• Problem description: Return only the line that contains "Convert this screenshot" and each line after it, through the last line of the data below, copied exactly.
· · · ·
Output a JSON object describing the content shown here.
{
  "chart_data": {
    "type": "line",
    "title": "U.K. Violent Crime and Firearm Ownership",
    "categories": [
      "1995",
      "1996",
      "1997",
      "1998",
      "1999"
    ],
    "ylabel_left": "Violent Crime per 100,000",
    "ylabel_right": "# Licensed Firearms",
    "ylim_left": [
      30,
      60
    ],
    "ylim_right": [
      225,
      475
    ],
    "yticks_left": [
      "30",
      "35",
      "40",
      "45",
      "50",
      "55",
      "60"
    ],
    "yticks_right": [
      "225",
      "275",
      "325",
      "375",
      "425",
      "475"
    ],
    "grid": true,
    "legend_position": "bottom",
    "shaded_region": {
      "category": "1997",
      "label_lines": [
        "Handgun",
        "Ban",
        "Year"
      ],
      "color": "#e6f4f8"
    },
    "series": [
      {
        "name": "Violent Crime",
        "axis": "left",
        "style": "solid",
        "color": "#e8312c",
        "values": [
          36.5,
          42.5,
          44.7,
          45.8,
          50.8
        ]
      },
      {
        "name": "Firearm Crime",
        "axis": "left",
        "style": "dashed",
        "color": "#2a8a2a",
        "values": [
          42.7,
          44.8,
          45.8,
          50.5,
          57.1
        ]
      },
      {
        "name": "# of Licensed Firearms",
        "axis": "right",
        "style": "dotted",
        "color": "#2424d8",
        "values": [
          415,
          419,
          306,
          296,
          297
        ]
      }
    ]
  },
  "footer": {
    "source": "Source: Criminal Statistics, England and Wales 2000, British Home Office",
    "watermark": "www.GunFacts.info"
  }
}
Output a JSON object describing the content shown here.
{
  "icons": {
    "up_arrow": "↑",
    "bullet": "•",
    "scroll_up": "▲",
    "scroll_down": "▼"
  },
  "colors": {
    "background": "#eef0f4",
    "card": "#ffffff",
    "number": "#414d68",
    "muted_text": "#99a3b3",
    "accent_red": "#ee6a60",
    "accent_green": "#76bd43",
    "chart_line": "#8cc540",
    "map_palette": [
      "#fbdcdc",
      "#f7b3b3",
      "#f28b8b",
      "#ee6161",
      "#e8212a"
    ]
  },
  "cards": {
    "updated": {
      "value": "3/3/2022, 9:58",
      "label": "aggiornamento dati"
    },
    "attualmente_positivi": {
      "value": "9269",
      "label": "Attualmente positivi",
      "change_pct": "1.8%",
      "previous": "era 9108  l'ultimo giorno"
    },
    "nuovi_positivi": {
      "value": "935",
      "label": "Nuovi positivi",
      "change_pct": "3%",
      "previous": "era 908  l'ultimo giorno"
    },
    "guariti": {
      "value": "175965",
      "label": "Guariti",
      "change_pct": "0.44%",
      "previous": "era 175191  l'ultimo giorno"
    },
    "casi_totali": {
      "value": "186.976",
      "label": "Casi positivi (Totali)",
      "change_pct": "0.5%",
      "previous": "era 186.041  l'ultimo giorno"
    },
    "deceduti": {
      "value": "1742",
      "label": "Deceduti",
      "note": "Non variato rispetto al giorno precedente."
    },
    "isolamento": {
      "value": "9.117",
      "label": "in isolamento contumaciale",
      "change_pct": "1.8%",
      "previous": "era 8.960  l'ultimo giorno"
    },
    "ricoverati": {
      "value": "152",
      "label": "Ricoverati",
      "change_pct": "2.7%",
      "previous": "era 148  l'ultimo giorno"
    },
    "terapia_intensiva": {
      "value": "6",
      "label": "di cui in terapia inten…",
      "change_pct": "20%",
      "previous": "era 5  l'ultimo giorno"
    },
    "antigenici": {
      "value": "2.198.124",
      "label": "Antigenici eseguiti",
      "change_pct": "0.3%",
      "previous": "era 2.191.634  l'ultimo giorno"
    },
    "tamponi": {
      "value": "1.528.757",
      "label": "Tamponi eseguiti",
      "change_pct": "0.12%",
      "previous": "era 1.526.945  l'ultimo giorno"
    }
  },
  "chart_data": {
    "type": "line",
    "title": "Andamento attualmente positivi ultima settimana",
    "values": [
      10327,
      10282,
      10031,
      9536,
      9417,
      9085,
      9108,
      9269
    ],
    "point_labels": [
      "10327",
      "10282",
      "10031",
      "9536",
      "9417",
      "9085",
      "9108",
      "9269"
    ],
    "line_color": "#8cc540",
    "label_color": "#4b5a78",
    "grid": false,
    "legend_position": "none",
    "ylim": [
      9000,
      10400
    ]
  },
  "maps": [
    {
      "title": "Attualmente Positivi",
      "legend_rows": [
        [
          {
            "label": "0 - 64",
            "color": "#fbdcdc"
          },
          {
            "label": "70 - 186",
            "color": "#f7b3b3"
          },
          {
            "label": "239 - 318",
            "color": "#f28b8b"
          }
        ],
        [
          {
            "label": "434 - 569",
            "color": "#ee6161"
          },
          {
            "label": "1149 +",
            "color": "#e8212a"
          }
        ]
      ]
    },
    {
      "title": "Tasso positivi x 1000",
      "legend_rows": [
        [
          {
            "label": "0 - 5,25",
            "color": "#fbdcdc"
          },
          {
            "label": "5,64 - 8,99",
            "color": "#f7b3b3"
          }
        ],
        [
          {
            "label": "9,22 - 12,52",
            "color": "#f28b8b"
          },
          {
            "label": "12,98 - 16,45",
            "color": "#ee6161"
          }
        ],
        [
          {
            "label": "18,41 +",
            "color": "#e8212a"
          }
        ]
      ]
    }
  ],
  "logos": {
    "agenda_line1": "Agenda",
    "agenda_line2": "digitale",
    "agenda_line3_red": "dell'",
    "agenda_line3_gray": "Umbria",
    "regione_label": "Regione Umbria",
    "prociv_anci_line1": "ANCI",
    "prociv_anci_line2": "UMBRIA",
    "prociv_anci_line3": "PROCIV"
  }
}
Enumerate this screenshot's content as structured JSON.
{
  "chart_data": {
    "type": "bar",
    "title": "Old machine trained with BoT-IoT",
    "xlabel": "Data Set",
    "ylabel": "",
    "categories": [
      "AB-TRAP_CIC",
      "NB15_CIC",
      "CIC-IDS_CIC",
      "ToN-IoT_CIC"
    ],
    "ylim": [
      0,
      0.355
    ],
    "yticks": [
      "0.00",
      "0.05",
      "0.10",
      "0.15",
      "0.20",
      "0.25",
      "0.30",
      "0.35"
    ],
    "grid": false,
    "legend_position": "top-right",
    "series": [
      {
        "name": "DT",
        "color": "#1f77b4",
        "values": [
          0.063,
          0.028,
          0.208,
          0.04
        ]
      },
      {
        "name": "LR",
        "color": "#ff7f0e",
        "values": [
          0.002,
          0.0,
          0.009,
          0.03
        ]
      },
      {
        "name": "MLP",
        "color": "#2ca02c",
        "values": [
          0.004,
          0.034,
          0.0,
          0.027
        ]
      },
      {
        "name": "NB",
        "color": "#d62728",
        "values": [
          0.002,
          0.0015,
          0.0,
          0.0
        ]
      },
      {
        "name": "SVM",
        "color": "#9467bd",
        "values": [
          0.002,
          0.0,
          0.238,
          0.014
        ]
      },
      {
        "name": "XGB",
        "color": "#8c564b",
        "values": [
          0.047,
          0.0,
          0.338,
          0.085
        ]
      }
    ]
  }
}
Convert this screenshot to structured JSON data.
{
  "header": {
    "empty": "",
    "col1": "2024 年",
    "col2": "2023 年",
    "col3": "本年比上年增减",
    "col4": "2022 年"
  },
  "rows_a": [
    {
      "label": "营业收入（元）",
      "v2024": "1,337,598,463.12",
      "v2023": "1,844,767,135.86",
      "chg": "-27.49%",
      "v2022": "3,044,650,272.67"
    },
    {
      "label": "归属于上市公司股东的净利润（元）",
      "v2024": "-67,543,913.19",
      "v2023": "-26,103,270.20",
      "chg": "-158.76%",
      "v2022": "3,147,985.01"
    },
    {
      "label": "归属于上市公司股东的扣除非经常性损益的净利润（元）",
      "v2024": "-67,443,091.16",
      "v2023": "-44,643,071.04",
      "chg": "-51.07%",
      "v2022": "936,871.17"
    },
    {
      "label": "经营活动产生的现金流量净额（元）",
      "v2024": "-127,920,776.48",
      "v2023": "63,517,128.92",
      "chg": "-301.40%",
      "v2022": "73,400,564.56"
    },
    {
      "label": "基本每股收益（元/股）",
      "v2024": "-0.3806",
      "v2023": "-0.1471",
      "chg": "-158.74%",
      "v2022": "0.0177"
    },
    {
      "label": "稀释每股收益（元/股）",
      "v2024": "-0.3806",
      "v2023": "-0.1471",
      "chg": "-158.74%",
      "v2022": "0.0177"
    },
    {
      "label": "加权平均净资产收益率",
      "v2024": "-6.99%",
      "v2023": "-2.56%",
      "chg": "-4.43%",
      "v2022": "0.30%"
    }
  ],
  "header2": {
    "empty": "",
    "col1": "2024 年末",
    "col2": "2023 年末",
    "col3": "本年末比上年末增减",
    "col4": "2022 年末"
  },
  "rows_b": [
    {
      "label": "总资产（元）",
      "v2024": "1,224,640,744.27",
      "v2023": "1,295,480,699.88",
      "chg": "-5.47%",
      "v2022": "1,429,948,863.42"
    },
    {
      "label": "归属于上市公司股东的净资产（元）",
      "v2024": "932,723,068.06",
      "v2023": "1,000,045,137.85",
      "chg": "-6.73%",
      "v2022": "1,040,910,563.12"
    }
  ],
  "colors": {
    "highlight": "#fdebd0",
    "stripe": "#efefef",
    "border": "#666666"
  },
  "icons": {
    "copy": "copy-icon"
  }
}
· · · ·
• Final result:
Convert this screenshot to structured JSON data.
{
  "header": {
    "empty": "",
    "col1": "2024 年",
    "col2": "2023 年",
    "col3": "本年比上年增减",
    "col4": "2022 年"
  },
  "rows_a": [
    {
      "label": "营业收入（元）",
      "v2024": "1,337,598,463.12",
      "v2023": "1,844,767,135.86",
      "chg": "-27.49%",
      "v2022": "3,044,650,272.67"
    },
    {
      "label": "归属于上市公司股东的净利润（元）",
      "v2024": "-67,543,913.19",
      "v2023": "-26,103,270.20",
      "chg": "-158.76%",
      "v2022": "3,147,985.01"
    },
    {
      "label": "归属于上市公司股东的扣除非经常性损益的净利润（元）",
      "v2024": "-67,443,091.16",
      "v2023": "-44,643,071.04",
      "chg": "-51.07%",
      "v2022": "936,871.17"
    },
    {
      "label": "经营活动产生的现金流量净额（元）",
      "v2024": "-127,920,776.48",
      "v2023": "63,517,128.92",
      "chg": "-301.40%",
      "v2022": "73,400,564.56"
    },
    {
      "label": "基本每股收益（元/股）",
      "v2024": "-0.3806",
      "v2023": "-0.1471",
      "chg": "-158.74%",
      "v2022": "0.0177"
    },
    {
      "label": "稀释每股收益（元/股）",
      "v2024": "-0.3806",
      "v2023": "-0.1471",
      "chg": "-158.74%",
      "v2022": "0.0177"
    },
    {
      "label": "加权平均净资产收益率",
      "v2024": "-6.99%",
      "v2023": "-2.56%",
      "chg": "-4.43%",
      "v2022": "0.30%"
    }
  ],
  "header2": {
    "empty": "",
    "col1": "2024 年末",
    "col2": "2023 年末",
    "col3": "本年末比上年末增减",
    "col4": "2022 年末"
  },
  "rows_b": [
    {
      "label": "总资产（元）",
      "v2024": "1,224,640,744.27",
      "v2023": "1,295,480,699.88",
      "chg": "-5.47%",
      "v2022": "1,429,948,863.42"
    },
    {
      "label": "归属于上市公司股东的净资产（元）",
      "v2024": "932,723,068.06",
      "v2023": "1,000,045,137.85",
      "chg": "-6.73%",
      "v2022": "1,040,910,563.12"
    }
  ],
  "colors": {
    "highlight": "#fdebd0",
    "stripe": "#efefef",
    "border": "#666666"
  },
  "icons": {
    "copy": "copy-icon"
  }
}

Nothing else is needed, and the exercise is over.